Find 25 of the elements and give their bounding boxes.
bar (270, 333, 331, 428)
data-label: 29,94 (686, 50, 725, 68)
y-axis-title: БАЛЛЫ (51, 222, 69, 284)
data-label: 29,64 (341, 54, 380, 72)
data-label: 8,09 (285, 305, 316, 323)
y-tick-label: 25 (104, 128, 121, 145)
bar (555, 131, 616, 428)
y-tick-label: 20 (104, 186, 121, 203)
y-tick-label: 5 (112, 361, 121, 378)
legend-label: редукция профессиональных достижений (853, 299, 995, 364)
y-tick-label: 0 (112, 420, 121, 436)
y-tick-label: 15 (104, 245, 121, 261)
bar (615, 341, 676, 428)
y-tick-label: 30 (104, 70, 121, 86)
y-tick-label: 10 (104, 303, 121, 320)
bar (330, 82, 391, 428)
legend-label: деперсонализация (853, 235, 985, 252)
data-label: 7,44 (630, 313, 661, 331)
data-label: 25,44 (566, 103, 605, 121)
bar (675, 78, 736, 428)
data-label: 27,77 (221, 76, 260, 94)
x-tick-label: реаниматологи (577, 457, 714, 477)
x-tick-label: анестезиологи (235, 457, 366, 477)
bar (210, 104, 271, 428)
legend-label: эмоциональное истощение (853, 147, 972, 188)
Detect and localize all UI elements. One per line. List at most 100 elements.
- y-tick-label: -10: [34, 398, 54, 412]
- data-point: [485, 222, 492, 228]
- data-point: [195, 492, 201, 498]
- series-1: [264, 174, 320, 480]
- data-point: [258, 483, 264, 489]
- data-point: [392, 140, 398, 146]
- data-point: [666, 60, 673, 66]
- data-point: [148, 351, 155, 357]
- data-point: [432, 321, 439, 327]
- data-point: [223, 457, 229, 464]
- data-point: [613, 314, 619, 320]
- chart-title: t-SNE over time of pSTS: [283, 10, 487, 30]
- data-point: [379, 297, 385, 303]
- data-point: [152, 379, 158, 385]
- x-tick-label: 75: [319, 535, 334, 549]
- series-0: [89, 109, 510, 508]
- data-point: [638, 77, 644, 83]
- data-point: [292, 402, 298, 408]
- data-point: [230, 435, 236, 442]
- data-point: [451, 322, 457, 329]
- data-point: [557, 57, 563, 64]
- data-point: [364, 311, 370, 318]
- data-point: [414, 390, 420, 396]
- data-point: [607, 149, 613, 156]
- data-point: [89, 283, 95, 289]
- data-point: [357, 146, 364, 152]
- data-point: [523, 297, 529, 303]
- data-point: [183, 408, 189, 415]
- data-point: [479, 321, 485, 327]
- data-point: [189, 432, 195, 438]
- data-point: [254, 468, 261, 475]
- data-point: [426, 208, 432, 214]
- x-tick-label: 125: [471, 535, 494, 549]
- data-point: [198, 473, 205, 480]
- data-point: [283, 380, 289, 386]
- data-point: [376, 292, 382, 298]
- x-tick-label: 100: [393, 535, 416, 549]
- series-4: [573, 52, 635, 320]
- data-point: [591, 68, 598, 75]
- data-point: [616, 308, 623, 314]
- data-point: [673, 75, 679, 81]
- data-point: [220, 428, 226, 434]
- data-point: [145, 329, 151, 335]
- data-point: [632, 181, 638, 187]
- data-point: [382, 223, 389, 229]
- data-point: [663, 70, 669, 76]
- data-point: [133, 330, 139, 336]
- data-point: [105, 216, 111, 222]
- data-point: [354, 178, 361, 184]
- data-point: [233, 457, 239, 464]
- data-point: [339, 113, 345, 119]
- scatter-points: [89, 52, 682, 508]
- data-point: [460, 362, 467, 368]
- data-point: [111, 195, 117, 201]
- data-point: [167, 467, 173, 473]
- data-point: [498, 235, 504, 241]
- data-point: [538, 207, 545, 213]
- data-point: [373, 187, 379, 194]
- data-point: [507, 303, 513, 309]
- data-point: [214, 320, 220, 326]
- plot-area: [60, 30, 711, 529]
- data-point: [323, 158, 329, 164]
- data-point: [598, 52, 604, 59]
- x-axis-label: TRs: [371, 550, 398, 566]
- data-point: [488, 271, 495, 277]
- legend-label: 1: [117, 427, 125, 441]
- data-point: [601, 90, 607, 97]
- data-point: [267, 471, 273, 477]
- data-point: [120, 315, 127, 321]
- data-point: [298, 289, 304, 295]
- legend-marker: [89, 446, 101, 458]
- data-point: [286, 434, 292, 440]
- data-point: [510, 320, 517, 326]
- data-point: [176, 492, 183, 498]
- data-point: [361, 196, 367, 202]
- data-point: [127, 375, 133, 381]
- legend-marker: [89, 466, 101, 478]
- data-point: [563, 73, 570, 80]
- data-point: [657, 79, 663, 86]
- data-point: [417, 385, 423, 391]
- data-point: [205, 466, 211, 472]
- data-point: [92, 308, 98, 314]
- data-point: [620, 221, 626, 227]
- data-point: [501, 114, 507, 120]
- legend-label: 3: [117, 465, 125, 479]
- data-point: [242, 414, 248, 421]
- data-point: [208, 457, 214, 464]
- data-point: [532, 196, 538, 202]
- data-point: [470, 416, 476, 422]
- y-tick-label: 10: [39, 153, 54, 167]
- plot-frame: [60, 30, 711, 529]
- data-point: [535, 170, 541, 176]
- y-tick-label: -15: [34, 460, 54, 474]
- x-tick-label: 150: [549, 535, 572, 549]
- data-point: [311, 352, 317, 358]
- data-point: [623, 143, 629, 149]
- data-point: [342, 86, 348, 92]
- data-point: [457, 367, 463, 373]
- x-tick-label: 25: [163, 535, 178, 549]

◇ ◇ ◇ ◇ ◇ ◇ ◇

Exercise aim
Please rewrite the stretch of the listing from its start through the line containing "- data-point: [89, 283, 95, 289]", substituting "column" for every "bar" and leaving everything else unchanged. Return only that stretch.

Answer to the problem
Find 25 of the elements and give their bounding boxes.
column (270, 333, 331, 428)
data-label: 29,94 (686, 50, 725, 68)
y-axis-title: БАЛЛЫ (51, 222, 69, 284)
data-label: 29,64 (341, 54, 380, 72)
data-label: 8,09 (285, 305, 316, 323)
y-tick-label: 25 (104, 128, 121, 145)
column (555, 131, 616, 428)
y-tick-label: 20 (104, 186, 121, 203)
y-tick-label: 5 (112, 361, 121, 378)
legend-label: редукция профессиональных достижений (853, 299, 995, 364)
y-tick-label: 0 (112, 420, 121, 436)
y-tick-label: 15 (104, 245, 121, 261)
column (615, 341, 676, 428)
y-tick-label: 30 (104, 70, 121, 86)
y-tick-label: 10 (104, 303, 121, 320)
column (330, 82, 391, 428)
legend-label: деперсонализация (853, 235, 985, 252)
data-label: 7,44 (630, 313, 661, 331)
data-label: 25,44 (566, 103, 605, 121)
column (675, 78, 736, 428)
data-label: 27,77 (221, 76, 260, 94)
x-tick-label: реаниматологи (577, 457, 714, 477)
x-tick-label: анестезиологи (235, 457, 366, 477)
column (210, 104, 271, 428)
legend-label: эмоциональное истощение (853, 147, 972, 188)
Detect and localize all UI elements. One per line. List at most 100 elements.
- y-tick-label: -10: [34, 398, 54, 412]
- data-point: [485, 222, 492, 228]
- data-point: [195, 492, 201, 498]
- series-1: [264, 174, 320, 480]
- data-point: [258, 483, 264, 489]
- data-point: [392, 140, 398, 146]
- data-point: [666, 60, 673, 66]
- data-point: [148, 351, 155, 357]
- data-point: [432, 321, 439, 327]
- data-point: [223, 457, 229, 464]
- data-point: [613, 314, 619, 320]
- chart-title: t-SNE over time of pSTS: [283, 10, 487, 30]
- data-point: [379, 297, 385, 303]
- data-point: [152, 379, 158, 385]
- x-tick-label: 75: [319, 535, 334, 549]
- series-0: [89, 109, 510, 508]
- data-point: [638, 77, 644, 83]
- data-point: [292, 402, 298, 408]
- data-point: [230, 435, 236, 442]
- data-point: [451, 322, 457, 329]
- data-point: [557, 57, 563, 64]
- data-point: [364, 311, 370, 318]
- data-point: [414, 390, 420, 396]
- data-point: [607, 149, 613, 156]
- data-point: [89, 283, 95, 289]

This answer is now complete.